Pick out every line of the data below that contains the word "current", and reproduce each one. Case counts.

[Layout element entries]
########################################

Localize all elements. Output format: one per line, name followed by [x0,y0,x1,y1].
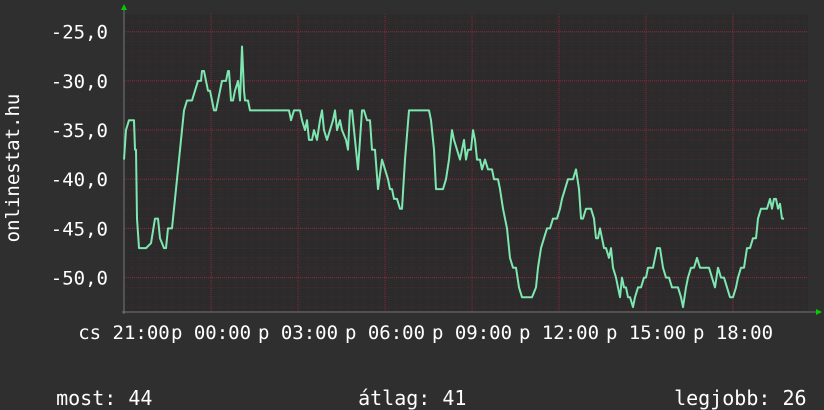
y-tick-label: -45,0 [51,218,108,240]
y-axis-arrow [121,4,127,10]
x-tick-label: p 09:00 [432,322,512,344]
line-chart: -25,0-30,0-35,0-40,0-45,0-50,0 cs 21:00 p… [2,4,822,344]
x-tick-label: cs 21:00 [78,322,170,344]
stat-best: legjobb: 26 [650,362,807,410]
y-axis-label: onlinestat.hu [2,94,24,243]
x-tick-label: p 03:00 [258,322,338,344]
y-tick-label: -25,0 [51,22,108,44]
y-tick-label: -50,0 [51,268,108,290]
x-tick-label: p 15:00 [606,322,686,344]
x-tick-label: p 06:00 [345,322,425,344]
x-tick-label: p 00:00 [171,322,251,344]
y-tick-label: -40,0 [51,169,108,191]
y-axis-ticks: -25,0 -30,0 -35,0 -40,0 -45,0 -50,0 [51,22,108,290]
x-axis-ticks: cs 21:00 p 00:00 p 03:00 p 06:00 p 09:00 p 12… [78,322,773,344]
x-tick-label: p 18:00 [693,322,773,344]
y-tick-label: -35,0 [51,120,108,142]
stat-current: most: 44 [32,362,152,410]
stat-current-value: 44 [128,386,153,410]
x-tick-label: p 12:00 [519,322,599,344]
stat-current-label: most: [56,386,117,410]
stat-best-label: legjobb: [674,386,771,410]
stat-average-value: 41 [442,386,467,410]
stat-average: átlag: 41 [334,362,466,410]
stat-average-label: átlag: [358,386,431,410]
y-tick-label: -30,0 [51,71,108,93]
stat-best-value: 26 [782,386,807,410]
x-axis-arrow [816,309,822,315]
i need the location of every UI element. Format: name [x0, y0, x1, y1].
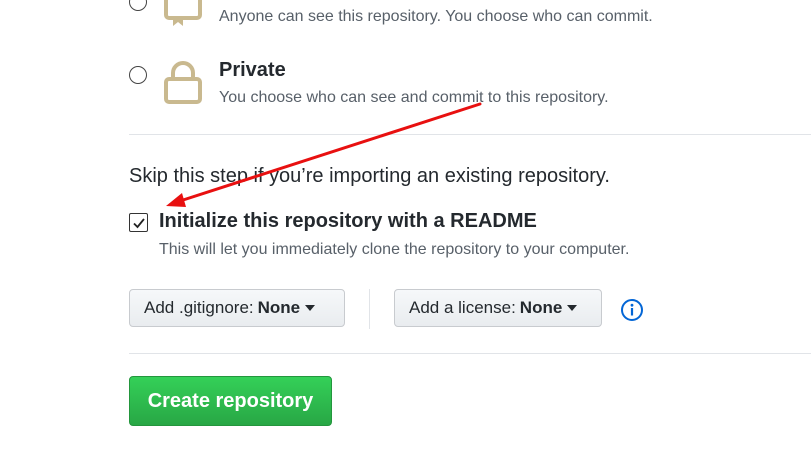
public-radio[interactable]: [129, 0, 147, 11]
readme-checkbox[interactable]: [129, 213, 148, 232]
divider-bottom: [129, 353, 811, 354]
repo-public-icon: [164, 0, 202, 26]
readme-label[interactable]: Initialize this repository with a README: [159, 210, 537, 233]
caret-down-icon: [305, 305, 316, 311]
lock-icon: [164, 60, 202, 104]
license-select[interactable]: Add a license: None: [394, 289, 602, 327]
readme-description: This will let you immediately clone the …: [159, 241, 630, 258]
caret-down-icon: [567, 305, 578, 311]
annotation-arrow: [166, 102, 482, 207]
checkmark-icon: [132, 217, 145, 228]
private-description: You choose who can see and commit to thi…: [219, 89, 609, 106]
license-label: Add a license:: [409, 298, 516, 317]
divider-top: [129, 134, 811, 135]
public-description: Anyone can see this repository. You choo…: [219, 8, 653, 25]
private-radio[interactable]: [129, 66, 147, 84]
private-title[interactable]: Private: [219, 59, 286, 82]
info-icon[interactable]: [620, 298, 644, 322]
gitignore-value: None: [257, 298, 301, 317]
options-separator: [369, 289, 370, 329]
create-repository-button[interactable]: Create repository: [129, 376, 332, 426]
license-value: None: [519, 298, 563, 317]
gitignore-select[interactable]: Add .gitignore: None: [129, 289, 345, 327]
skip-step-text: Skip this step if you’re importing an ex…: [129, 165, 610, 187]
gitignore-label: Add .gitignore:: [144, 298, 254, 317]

########################################

WORKED SOLUTION
stat-current: most: 44 [32,362,152,410]
stat-current-value: 44 [128,386,153,410]
stat-current-label: most: [56,386,117,410]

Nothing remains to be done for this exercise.